▶ _Records of document pages and text_:
########
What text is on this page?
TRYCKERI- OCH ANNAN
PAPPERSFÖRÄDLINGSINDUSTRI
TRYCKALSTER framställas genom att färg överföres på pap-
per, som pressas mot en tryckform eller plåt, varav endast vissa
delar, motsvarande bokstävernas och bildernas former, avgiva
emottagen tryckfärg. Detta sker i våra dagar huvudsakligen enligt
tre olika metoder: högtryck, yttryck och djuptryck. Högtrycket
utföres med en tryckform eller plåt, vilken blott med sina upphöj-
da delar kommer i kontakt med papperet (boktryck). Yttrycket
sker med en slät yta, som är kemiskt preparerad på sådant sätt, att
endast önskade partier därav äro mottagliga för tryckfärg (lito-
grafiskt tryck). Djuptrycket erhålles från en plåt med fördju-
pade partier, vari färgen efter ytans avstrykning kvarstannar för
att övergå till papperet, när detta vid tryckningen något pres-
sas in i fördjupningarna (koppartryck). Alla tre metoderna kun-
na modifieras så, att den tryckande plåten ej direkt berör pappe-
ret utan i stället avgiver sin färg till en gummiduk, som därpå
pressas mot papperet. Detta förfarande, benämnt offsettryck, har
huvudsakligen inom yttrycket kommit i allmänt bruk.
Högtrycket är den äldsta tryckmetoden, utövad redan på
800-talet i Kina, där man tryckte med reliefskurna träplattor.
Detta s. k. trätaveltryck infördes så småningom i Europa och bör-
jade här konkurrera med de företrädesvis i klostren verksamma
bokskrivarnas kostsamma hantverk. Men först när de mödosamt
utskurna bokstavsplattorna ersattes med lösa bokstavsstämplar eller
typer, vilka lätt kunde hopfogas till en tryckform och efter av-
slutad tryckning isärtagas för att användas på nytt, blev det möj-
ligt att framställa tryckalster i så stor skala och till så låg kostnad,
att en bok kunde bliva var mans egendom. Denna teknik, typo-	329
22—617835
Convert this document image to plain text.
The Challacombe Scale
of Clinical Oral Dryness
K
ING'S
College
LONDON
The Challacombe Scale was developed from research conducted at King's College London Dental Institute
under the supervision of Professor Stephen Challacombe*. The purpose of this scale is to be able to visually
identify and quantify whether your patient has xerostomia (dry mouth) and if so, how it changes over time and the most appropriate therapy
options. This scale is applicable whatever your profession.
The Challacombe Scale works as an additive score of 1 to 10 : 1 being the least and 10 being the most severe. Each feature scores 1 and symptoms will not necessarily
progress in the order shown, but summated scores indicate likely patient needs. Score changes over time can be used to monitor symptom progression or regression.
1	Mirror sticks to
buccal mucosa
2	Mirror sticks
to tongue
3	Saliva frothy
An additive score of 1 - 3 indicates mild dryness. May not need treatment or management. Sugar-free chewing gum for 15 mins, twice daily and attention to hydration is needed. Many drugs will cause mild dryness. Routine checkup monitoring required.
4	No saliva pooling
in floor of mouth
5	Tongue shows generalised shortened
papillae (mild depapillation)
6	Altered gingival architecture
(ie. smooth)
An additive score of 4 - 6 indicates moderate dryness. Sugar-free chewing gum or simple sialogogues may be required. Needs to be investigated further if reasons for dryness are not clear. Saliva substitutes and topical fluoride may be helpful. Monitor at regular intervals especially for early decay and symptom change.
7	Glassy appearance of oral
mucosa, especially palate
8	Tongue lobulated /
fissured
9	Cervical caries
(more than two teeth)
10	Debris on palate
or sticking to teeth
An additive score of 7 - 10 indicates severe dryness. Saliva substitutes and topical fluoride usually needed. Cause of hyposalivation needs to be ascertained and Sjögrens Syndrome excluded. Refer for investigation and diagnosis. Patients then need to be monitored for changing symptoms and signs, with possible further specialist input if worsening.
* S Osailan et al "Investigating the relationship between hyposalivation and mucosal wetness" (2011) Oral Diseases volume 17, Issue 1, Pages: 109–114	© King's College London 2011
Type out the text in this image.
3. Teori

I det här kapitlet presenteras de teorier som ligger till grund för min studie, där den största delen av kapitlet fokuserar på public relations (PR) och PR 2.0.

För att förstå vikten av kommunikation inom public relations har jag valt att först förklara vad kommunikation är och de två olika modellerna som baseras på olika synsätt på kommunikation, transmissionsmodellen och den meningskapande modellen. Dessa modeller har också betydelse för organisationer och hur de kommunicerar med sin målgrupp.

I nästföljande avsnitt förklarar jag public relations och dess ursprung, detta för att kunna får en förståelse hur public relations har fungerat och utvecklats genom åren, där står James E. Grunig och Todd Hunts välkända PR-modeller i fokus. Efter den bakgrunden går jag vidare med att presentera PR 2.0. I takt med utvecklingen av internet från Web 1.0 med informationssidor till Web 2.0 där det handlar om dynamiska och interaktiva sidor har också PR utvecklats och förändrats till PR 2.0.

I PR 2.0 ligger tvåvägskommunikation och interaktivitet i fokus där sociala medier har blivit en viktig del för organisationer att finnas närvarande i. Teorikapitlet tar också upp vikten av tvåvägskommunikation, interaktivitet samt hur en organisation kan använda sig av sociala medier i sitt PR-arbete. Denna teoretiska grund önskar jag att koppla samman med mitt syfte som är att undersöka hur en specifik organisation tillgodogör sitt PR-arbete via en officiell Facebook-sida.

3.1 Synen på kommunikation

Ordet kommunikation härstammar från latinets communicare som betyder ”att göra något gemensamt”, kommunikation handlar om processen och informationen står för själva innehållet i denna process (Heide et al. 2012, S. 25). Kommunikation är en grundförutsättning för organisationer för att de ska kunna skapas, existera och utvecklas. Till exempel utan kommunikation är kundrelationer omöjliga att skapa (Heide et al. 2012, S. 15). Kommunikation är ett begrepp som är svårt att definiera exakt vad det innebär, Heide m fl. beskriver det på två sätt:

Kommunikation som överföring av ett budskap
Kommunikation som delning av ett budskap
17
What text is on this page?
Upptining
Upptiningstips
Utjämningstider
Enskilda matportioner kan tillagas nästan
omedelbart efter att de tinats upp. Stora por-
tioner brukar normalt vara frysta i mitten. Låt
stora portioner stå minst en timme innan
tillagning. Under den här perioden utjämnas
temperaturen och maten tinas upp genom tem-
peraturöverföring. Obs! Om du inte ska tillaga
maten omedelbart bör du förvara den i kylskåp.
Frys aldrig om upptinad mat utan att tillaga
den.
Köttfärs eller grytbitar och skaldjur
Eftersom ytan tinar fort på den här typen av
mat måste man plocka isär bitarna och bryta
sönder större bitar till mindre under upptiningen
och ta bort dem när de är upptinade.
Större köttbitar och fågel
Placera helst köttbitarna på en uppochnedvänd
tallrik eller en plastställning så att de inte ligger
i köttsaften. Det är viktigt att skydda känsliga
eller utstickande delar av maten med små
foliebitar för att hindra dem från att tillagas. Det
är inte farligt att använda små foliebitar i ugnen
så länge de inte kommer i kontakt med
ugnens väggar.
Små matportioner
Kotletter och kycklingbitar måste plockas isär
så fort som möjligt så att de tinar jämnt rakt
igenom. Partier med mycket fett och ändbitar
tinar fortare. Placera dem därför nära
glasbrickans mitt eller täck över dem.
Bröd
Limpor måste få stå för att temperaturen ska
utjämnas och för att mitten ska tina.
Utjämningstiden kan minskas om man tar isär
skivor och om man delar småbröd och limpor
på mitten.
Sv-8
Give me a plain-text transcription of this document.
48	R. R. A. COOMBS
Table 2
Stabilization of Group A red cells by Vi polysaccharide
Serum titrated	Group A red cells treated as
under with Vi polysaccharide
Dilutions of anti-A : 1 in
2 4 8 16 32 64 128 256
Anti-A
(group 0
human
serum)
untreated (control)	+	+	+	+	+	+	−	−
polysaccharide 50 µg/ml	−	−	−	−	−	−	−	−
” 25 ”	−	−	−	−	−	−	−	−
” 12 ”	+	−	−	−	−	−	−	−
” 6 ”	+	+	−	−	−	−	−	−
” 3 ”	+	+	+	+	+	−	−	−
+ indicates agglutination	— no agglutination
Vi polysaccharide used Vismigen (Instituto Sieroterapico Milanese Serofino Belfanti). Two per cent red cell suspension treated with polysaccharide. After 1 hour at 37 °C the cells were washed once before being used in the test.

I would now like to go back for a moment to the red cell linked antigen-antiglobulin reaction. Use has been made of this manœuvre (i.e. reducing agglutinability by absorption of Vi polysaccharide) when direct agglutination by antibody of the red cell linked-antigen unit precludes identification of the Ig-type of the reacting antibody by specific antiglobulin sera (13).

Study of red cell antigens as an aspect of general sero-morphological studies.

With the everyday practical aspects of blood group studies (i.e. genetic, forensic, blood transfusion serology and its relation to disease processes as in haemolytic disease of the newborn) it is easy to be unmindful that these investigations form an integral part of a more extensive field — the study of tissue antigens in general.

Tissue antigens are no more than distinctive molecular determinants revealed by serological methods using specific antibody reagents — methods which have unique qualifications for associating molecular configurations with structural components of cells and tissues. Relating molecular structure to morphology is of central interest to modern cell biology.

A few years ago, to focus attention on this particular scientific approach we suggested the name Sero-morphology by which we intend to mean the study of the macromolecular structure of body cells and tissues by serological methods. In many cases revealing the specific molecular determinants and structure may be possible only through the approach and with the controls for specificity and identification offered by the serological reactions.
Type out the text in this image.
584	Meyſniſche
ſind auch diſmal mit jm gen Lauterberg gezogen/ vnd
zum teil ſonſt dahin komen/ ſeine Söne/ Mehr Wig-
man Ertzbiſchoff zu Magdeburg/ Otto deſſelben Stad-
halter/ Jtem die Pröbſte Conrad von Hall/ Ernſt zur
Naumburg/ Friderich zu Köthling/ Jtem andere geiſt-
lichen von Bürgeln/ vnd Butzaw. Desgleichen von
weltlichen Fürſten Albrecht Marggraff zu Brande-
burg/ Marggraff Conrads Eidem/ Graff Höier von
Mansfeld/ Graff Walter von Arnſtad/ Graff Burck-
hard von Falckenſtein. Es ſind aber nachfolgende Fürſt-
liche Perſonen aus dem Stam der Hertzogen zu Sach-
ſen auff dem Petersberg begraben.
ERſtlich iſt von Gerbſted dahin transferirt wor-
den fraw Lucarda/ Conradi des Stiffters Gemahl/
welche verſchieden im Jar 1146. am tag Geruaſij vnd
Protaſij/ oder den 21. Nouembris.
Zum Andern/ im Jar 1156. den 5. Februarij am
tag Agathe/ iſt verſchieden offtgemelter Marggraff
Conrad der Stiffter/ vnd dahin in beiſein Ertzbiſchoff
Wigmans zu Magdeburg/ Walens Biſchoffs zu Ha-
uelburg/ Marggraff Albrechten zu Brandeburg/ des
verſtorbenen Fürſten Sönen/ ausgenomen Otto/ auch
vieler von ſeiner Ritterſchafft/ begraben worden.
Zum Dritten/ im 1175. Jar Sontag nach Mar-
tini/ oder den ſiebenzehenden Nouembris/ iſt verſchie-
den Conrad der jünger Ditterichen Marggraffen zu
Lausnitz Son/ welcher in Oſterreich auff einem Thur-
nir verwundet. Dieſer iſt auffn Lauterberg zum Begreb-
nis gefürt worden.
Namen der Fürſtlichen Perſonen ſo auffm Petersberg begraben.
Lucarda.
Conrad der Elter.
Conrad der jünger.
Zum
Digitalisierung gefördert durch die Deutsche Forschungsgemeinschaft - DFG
########
▶ _EXERCISE DIRECTIONS_: Take from the entries every line that has the string "omedelbart".

▶ _SOLUTION FOR THIS TASK_:
omedelbart efter att de tinats upp. Stora por-
maten omedelbart bör du förvara den i kylskåp.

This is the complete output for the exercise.